Exercise inputs |
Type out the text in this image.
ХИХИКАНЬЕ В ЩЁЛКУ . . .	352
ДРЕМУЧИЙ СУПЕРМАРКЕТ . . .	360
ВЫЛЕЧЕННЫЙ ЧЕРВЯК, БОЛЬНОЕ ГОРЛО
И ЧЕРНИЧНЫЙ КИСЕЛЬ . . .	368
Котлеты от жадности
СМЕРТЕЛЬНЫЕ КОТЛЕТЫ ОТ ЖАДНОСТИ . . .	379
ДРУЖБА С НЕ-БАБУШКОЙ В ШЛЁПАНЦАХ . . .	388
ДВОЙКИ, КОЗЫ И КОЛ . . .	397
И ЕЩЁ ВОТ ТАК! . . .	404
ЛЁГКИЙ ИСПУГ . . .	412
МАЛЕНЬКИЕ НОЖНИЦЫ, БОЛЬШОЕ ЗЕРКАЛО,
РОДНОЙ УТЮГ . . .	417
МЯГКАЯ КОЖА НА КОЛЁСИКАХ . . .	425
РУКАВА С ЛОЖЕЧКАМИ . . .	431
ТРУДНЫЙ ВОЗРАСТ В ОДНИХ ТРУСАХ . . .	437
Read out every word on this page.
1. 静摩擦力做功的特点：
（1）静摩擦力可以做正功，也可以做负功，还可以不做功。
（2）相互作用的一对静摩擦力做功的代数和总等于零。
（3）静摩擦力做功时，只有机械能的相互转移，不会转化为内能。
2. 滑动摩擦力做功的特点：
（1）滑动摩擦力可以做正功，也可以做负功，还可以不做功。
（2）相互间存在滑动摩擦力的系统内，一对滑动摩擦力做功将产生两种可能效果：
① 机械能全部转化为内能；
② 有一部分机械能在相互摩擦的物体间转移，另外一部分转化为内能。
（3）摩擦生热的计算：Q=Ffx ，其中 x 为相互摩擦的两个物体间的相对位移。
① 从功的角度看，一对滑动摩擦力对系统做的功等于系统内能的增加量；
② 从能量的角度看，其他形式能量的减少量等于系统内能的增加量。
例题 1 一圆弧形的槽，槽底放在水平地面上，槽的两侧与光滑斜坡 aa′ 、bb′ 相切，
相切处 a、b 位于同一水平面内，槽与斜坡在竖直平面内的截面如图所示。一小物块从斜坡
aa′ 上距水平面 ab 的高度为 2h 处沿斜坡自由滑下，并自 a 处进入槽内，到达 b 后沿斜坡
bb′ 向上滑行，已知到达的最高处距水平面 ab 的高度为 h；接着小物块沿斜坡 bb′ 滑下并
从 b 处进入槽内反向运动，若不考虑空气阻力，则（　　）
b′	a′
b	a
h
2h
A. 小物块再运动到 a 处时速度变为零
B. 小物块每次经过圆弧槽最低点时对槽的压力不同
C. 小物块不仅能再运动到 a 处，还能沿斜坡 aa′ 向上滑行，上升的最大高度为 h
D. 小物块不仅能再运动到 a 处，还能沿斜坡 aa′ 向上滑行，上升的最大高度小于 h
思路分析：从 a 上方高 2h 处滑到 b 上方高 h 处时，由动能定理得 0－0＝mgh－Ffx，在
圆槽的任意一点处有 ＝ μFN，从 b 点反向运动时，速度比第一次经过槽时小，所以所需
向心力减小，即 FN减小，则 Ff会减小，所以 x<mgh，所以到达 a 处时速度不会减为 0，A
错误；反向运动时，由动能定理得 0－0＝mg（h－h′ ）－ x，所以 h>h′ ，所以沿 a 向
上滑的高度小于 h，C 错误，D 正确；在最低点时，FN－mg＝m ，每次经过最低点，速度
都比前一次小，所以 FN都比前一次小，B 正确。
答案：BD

Objective | Nothing but a number is needed here: how many lines hold the string "向上滑行"?

Solution | 3